• EXTRACTED INFORMATION:
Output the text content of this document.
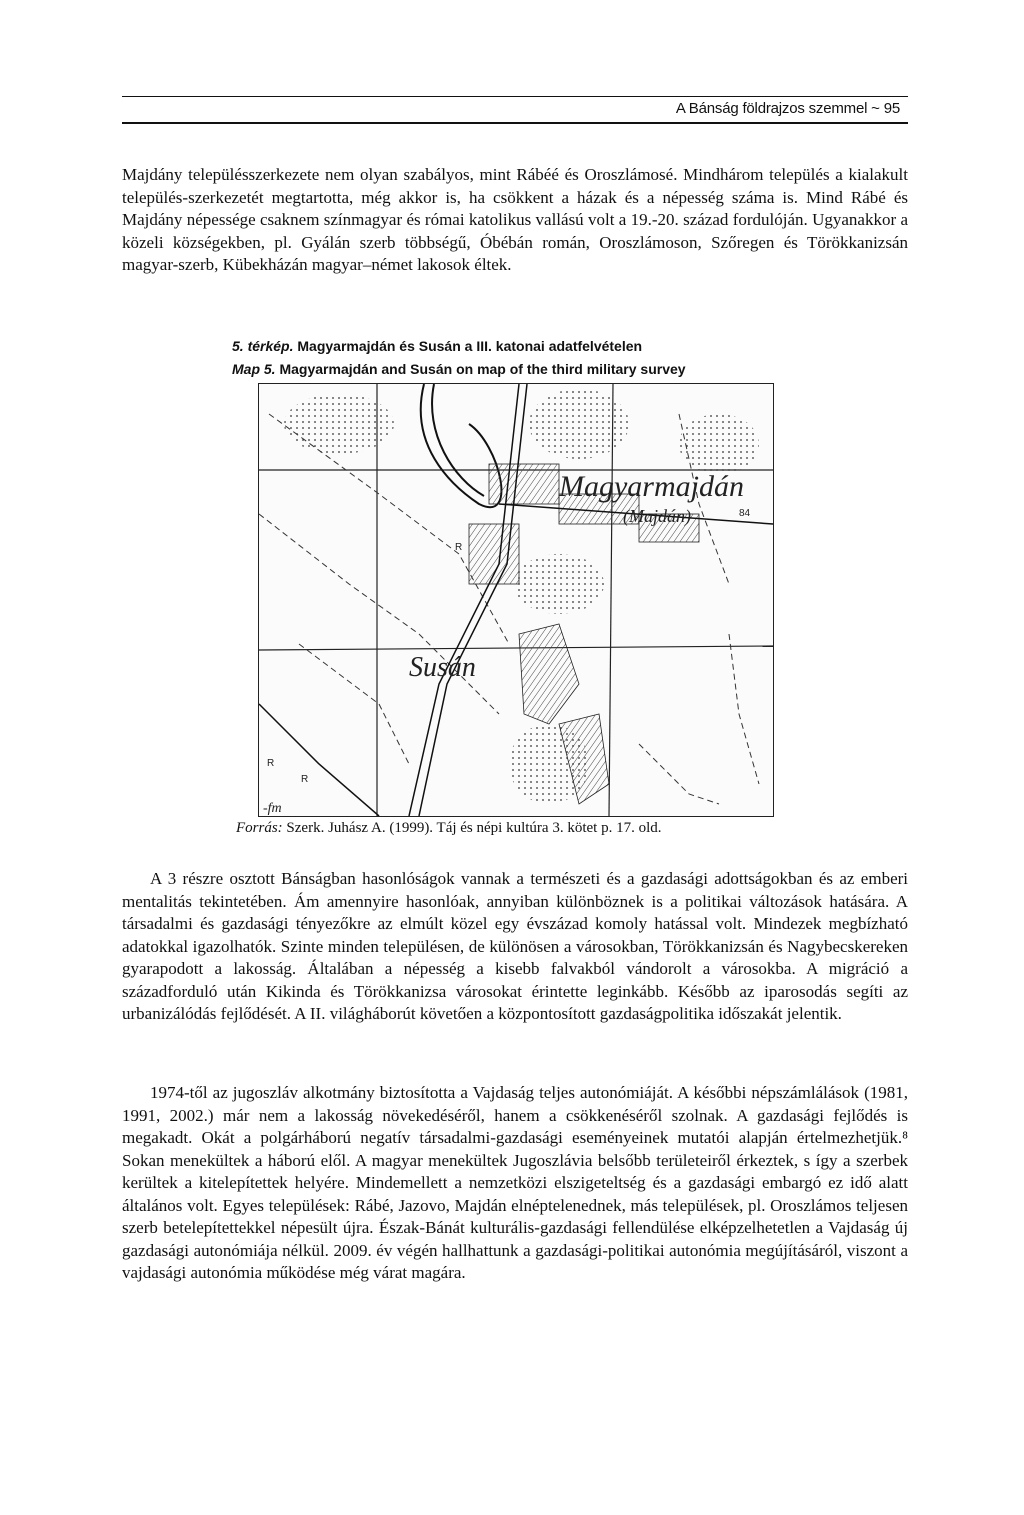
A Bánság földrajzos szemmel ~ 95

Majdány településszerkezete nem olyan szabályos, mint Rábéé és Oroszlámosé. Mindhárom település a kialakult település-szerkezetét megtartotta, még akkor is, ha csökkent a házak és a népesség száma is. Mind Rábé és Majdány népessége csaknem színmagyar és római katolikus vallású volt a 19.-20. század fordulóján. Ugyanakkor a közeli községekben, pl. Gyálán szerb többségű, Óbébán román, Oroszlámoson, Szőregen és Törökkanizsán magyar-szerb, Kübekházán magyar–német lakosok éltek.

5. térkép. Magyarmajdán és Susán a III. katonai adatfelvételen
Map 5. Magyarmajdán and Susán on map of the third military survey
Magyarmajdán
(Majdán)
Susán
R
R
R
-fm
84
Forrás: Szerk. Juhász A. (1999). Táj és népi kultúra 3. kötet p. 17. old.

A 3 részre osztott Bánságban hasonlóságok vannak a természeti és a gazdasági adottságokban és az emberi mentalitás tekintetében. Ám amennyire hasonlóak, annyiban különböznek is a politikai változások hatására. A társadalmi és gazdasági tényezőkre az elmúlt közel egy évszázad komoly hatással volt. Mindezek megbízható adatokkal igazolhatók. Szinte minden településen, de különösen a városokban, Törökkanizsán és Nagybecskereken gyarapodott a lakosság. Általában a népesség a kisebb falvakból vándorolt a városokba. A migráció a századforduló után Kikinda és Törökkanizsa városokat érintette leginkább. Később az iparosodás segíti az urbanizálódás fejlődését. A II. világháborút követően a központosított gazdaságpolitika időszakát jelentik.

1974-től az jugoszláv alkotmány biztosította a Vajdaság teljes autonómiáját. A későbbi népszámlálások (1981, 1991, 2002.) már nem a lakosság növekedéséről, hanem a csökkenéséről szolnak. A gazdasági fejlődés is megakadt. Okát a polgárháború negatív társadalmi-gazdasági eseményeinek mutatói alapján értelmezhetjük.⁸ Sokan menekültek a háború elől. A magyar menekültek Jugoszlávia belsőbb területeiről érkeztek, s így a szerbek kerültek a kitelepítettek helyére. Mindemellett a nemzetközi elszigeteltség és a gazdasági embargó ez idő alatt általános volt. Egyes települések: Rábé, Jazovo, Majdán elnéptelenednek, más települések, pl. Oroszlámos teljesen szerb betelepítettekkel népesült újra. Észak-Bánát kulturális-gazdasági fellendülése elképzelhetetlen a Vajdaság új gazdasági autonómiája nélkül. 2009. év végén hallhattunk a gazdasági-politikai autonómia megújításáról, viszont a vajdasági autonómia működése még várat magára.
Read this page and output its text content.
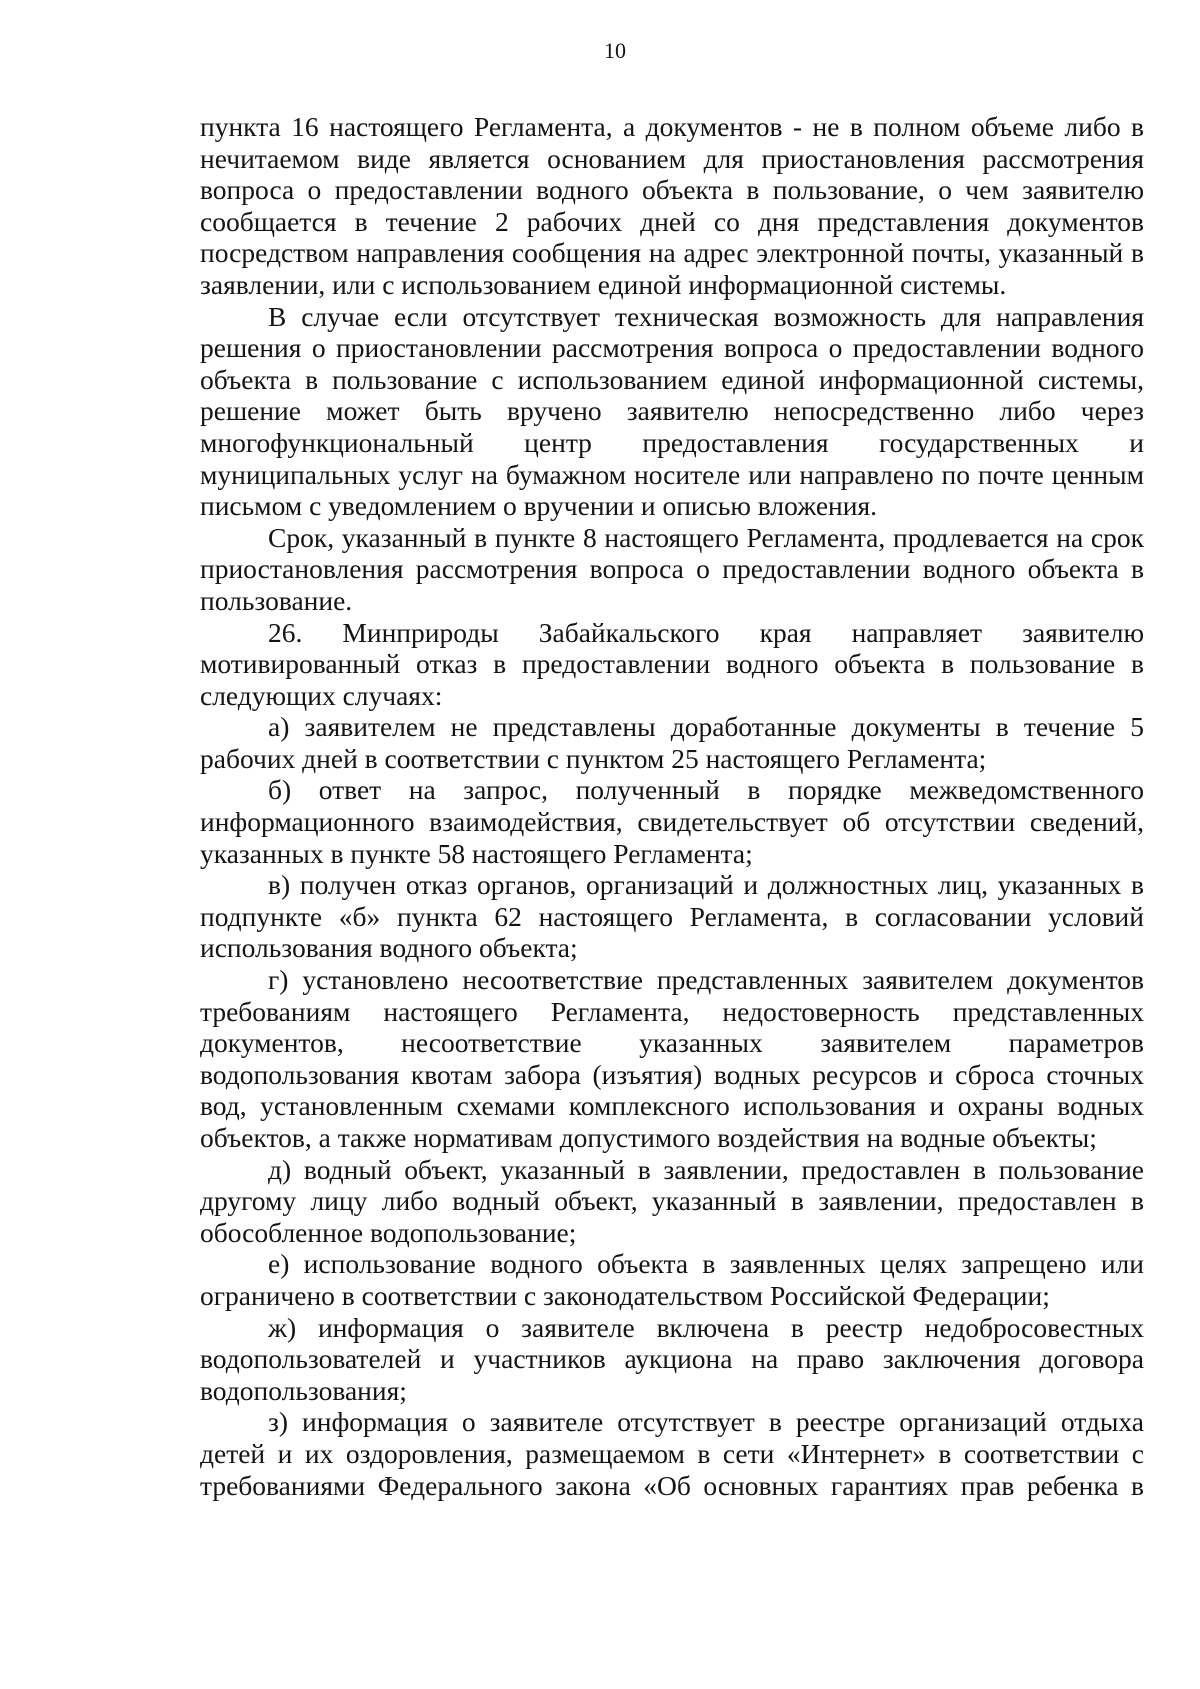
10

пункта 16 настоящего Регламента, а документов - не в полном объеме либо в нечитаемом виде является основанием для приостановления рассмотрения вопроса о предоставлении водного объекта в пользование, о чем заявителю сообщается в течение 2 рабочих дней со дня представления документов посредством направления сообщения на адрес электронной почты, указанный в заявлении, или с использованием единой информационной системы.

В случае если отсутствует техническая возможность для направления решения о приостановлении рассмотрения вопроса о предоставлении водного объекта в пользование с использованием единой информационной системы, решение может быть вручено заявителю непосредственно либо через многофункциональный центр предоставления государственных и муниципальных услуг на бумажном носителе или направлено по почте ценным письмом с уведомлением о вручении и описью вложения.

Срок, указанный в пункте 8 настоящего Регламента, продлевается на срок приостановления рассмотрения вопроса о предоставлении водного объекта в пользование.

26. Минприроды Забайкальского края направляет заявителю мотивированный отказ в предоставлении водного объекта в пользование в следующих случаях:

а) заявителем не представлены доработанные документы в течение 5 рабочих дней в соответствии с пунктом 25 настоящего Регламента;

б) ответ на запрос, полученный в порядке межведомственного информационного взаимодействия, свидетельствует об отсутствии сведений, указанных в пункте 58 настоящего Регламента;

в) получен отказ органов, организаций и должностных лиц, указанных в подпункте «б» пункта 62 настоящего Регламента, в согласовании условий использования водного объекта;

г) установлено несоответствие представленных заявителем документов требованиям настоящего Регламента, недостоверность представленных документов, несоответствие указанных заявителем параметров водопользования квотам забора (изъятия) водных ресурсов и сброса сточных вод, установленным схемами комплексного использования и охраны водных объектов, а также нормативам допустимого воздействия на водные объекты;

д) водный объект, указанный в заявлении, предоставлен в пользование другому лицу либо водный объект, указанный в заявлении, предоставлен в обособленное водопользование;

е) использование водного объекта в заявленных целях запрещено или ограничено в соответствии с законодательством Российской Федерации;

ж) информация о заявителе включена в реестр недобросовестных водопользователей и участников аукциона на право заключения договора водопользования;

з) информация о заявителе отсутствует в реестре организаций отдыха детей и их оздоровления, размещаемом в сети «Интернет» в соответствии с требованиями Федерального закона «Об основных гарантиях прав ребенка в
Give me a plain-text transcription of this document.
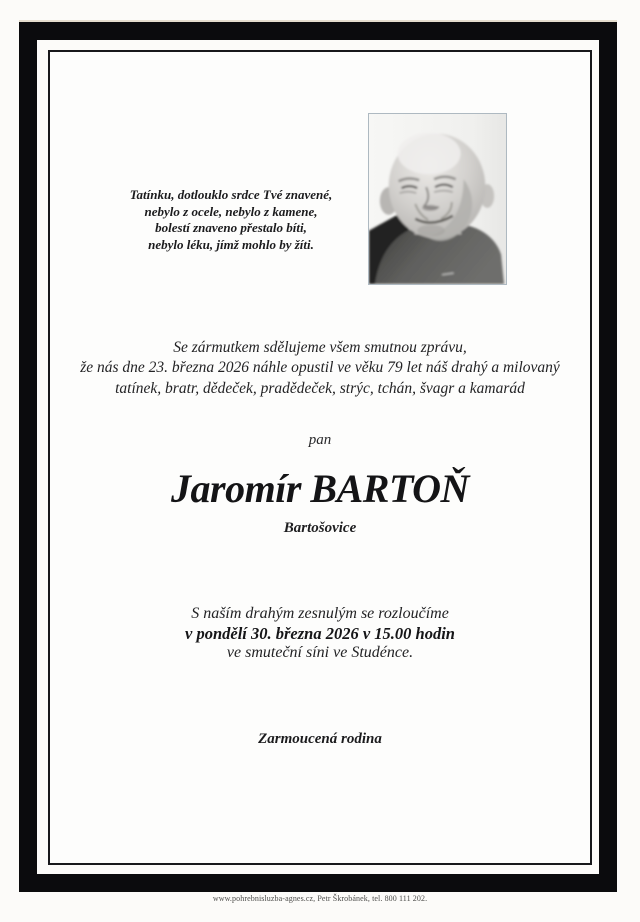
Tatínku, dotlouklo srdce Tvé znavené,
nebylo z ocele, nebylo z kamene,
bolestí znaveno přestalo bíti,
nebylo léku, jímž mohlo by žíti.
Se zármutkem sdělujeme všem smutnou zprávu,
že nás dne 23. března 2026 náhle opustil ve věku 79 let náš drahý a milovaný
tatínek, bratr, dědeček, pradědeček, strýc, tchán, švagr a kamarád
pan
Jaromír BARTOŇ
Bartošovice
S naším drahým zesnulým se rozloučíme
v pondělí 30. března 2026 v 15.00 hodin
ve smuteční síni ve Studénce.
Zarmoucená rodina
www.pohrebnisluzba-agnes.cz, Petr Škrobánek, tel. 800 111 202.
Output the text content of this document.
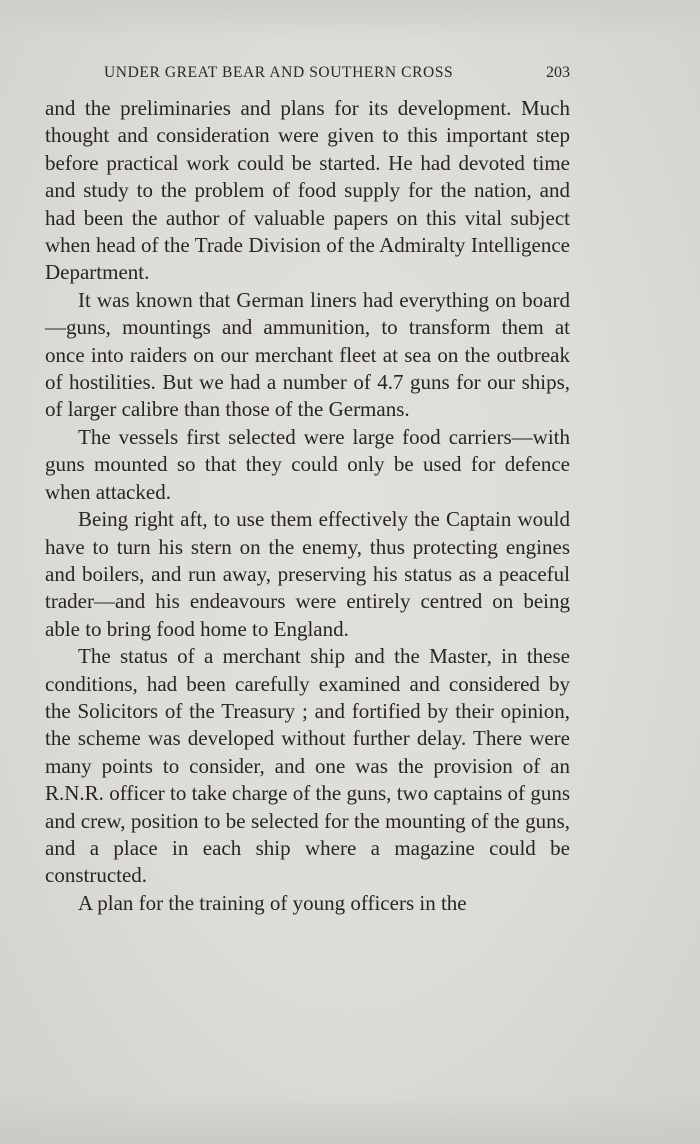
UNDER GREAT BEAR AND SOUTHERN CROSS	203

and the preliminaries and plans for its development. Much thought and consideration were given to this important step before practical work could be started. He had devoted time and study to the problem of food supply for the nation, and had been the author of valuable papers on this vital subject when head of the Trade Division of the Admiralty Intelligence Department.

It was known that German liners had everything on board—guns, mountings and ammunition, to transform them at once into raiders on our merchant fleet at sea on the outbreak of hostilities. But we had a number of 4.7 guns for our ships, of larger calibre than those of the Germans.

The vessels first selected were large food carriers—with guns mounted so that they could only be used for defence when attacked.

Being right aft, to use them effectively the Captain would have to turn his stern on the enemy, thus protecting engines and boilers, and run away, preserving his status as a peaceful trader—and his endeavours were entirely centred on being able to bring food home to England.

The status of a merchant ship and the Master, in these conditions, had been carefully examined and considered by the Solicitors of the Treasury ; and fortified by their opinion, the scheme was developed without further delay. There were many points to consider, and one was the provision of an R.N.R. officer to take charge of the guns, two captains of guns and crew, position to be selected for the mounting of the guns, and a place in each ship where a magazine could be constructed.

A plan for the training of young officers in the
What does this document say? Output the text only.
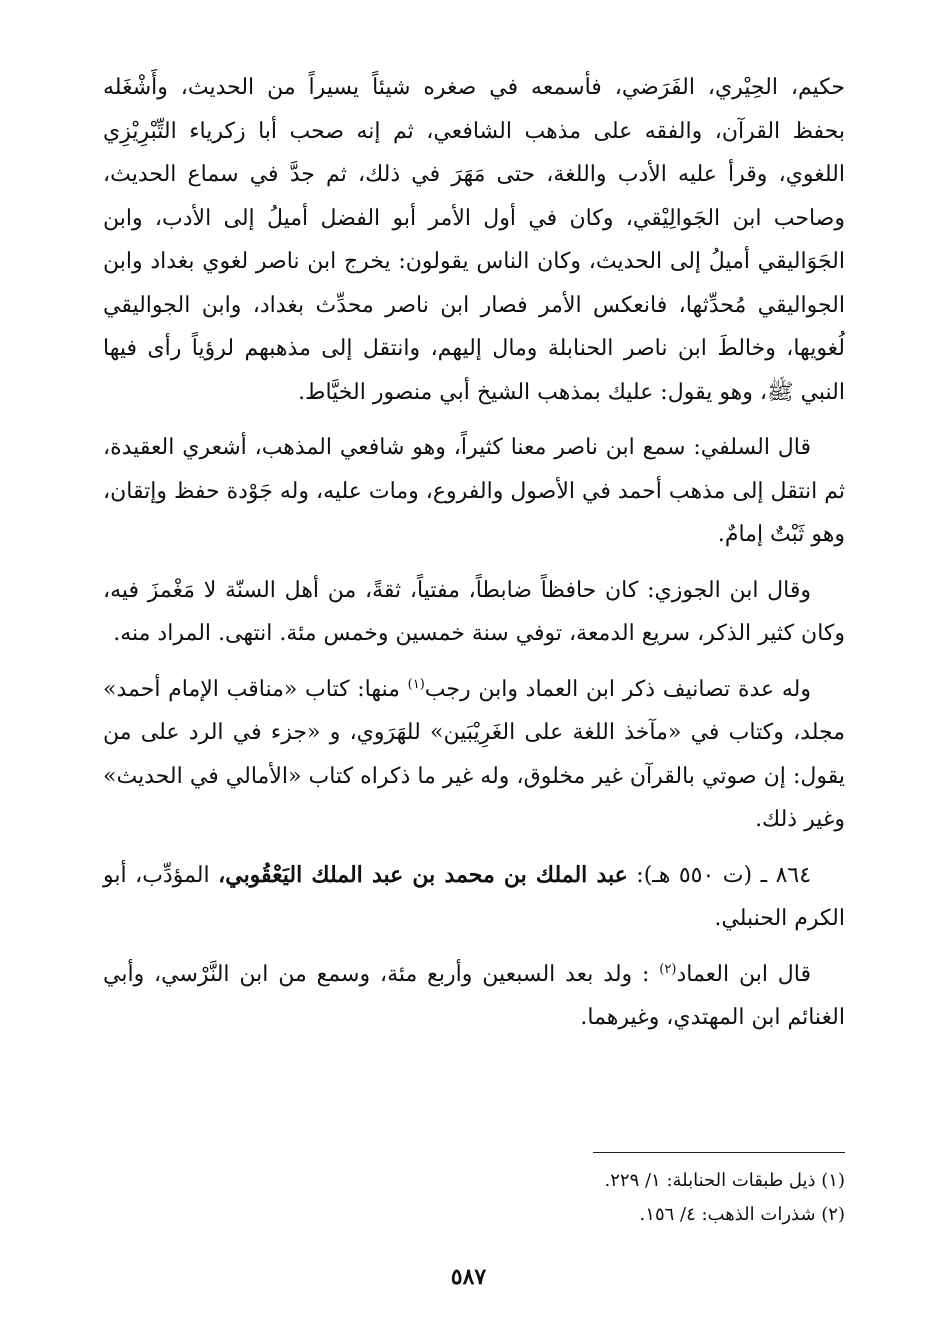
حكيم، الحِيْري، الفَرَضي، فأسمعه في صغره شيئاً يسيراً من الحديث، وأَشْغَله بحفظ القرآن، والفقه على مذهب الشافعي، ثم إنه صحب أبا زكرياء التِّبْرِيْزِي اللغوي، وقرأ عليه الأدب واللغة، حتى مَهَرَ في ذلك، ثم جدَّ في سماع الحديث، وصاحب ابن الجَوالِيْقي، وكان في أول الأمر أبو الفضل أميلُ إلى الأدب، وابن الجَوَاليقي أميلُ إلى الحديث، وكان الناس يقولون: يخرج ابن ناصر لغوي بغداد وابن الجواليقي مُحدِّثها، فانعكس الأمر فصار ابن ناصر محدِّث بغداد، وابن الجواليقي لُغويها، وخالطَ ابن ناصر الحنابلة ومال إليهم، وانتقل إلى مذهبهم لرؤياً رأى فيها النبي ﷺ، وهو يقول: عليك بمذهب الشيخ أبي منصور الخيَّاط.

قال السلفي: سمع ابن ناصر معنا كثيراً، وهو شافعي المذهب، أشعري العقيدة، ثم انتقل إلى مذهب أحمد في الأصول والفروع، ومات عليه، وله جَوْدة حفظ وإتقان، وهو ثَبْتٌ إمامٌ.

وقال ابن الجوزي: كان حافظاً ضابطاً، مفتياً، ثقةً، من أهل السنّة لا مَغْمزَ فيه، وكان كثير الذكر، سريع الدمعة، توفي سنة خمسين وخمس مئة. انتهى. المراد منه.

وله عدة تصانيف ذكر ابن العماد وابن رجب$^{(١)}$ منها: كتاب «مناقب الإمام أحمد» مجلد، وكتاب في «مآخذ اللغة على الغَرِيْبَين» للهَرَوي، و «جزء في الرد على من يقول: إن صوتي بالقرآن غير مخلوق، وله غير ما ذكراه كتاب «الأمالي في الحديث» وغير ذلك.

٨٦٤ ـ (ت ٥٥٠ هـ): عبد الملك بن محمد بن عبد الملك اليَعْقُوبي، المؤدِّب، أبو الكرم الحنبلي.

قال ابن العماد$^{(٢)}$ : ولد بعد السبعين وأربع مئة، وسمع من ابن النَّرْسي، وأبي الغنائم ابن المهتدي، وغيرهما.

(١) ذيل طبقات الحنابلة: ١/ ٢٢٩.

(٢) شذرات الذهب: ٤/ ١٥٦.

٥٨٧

• JOB:
Reproduce every line of the listing above in which the string "Magyarmajdán" appears.

• ANSWER TO THE PROBLEM:
5. térkép. Magyarmajdán és Susán a III. katonai adatfelvételen
Map 5. Magyarmajdán and Susán on map of the third military survey
Magyarmajdán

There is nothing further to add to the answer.